— Consigne A —
D'après le texte sur le passé simple et le subjonctif, de quoi la complexité d'une langue est-elle un signe ?

— Texte fourni —
┄┄┄┄┄┄┄┄┄┄┄┄┄┄┄┄┄┄┄┄

Nous sommes nombreux à regretter la disparition du passé simple et des temps du subjonctif, dans la langue écrite et parlée (merci à la correspondante qui m’incite à ce billet par sa remarque).

« Il ordonna qu’on la foutît en cul » (Manuscrit de Sade)

Je ne veux pas m’arroger le droit de parler au nom de tous les nostalgiques, mais en ce qui me concerne c’est évidemment la déperdition de beauté, de raffinement, qui me navre, et non la transition des choses, le « panta rei ». Toutes les langues se simplifient, et ceux qui ont étudié les langues antiques savent que la complexité est un signe d’archaïsme.

┄┄┄┄┄┄┄┄┄┄┄┄┄┄┄┄┄┄┄┄

— Liste des enregistrements —
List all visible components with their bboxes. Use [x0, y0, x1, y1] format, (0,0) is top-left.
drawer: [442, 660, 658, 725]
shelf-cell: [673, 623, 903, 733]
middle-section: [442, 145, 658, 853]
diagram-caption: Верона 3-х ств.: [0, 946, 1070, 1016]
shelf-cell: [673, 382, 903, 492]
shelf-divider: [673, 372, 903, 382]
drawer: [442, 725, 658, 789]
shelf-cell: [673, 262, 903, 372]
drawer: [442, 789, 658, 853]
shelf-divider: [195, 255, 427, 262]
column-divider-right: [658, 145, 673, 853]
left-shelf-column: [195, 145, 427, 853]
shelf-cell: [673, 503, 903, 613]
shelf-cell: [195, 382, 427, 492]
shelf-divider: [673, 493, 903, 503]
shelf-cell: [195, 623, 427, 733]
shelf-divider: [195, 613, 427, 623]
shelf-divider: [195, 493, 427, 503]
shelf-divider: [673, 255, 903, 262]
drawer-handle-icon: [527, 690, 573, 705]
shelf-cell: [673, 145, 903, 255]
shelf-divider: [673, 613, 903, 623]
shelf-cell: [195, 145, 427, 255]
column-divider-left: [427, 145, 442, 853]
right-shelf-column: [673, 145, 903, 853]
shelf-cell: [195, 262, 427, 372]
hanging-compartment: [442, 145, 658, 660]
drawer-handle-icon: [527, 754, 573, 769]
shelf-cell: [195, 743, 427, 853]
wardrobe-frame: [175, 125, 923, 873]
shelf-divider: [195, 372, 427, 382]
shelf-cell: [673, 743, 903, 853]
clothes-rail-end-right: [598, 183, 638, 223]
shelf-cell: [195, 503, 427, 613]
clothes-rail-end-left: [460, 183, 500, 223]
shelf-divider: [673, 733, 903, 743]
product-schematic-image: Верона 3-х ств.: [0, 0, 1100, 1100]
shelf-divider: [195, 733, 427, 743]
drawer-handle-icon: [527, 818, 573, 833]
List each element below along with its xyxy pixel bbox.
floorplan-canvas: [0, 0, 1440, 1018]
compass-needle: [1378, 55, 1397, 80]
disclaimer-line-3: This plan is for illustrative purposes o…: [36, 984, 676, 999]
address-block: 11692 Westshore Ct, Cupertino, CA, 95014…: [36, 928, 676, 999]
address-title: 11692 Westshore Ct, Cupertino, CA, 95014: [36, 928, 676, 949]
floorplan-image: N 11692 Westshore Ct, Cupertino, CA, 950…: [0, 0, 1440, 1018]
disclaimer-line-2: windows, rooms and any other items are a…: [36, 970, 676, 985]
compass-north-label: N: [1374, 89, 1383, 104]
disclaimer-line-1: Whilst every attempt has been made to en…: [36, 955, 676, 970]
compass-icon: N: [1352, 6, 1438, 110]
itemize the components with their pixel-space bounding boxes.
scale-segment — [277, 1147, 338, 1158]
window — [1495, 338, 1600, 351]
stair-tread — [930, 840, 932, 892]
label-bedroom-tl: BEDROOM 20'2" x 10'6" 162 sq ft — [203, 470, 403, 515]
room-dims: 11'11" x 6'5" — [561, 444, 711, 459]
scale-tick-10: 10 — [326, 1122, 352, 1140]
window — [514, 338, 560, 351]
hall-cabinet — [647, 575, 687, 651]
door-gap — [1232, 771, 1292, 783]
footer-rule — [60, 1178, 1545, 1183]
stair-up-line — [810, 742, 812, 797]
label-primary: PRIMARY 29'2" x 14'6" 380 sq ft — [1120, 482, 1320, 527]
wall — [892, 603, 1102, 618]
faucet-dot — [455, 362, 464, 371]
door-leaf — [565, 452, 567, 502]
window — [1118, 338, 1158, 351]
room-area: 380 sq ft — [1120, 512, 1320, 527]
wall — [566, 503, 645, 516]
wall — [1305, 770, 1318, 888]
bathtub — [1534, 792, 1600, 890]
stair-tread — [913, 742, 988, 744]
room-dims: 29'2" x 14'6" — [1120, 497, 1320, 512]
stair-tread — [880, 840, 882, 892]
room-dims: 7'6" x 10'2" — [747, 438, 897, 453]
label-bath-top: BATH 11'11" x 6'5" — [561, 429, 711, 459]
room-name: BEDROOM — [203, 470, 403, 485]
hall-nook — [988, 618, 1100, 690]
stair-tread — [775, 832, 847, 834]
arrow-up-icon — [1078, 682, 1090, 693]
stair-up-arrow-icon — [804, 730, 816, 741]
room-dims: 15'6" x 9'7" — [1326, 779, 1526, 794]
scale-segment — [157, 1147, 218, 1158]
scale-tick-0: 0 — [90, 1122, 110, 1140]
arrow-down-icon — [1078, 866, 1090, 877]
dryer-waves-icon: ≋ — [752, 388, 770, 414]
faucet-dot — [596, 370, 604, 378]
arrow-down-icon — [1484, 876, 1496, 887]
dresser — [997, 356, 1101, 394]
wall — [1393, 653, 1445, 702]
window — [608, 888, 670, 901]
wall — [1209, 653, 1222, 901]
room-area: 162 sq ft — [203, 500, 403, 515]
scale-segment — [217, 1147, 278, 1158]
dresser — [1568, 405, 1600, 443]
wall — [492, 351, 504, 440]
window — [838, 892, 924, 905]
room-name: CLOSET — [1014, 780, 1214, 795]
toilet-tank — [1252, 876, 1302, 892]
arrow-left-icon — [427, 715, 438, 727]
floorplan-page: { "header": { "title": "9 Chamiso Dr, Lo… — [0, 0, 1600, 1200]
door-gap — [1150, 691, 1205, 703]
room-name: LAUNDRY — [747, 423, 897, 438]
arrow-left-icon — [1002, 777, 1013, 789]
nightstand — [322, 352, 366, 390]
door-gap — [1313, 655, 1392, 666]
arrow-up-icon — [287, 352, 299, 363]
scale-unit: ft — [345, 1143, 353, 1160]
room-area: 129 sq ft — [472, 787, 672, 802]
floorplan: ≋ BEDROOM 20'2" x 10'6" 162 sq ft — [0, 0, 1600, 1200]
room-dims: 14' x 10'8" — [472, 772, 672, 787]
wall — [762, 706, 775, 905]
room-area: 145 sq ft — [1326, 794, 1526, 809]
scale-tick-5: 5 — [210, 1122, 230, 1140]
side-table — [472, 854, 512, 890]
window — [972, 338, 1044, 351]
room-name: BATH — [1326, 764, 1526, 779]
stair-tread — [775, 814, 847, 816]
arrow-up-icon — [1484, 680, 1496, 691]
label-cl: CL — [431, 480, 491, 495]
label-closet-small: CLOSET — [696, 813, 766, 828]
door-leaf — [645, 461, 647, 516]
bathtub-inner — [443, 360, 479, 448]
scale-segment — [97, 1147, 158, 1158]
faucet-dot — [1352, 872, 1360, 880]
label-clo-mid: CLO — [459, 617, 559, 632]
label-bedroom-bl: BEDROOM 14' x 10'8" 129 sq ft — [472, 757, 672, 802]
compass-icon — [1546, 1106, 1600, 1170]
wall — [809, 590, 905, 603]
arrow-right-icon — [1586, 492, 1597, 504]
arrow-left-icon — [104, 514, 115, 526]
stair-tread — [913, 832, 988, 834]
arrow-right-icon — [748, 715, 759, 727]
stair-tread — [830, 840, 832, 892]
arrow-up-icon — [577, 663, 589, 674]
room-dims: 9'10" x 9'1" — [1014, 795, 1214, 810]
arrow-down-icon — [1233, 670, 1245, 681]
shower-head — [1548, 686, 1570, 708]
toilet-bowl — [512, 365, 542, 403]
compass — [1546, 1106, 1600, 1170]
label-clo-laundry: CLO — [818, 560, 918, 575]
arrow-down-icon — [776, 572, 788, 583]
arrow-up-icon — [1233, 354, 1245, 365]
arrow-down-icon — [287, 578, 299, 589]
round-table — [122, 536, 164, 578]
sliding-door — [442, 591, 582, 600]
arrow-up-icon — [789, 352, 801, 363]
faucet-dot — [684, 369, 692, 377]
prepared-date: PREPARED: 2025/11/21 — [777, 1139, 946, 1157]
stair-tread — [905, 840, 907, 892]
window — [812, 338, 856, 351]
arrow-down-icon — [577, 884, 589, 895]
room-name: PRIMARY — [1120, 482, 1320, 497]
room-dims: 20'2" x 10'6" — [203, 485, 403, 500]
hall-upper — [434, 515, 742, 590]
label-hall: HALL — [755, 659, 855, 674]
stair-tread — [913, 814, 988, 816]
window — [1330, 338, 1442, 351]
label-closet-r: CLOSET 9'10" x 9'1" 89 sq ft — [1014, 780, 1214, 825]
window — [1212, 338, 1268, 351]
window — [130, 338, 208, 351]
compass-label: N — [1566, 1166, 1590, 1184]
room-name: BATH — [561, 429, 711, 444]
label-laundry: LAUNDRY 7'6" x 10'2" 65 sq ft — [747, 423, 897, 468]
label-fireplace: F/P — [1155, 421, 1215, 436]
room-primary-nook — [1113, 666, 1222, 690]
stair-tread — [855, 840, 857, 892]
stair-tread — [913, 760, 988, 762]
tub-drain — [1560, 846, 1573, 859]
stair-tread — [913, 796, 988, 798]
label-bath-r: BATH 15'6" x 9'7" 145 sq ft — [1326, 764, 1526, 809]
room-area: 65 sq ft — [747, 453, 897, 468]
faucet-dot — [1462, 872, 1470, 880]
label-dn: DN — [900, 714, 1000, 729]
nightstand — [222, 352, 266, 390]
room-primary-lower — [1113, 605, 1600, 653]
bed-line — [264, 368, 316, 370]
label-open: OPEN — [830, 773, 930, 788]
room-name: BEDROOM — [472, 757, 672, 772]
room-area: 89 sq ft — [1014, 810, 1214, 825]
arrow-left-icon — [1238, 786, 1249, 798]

┄┄┄┄┄┄┄┄┄┄┄┄┄┄┄┄┄┄┄┄

— Consigne B —
Reproduisez à l'identique tout ce qui va du début des enregistrements jusqu'à la ligne qui contient "shelf-cell: [195, 145, 427, 255]", celle-ci comprise.

— Bonne réponse A —
D'archaïsme.

— Bonne réponse B —
List all visible components with their bboxes. Use [x0, y0, x1, y1] format, (0,0) is top-left.
drawer: [442, 660, 658, 725]
shelf-cell: [673, 623, 903, 733]
middle-section: [442, 145, 658, 853]
diagram-caption: Верона 3-х ств.: [0, 946, 1070, 1016]
shelf-cell: [673, 382, 903, 492]
shelf-divider: [673, 372, 903, 382]
drawer: [442, 725, 658, 789]
shelf-cell: [673, 262, 903, 372]
drawer: [442, 789, 658, 853]
shelf-divider: [195, 255, 427, 262]
column-divider-right: [658, 145, 673, 853]
left-shelf-column: [195, 145, 427, 853]
shelf-cell: [673, 503, 903, 613]
shelf-cell: [195, 382, 427, 492]
shelf-divider: [673, 493, 903, 503]
shelf-cell: [195, 623, 427, 733]
shelf-divider: [195, 613, 427, 623]
shelf-divider: [195, 493, 427, 503]
shelf-divider: [673, 255, 903, 262]
drawer-handle-icon: [527, 690, 573, 705]
shelf-cell: [673, 145, 903, 255]
shelf-divider: [673, 613, 903, 623]
shelf-cell: [195, 145, 427, 255]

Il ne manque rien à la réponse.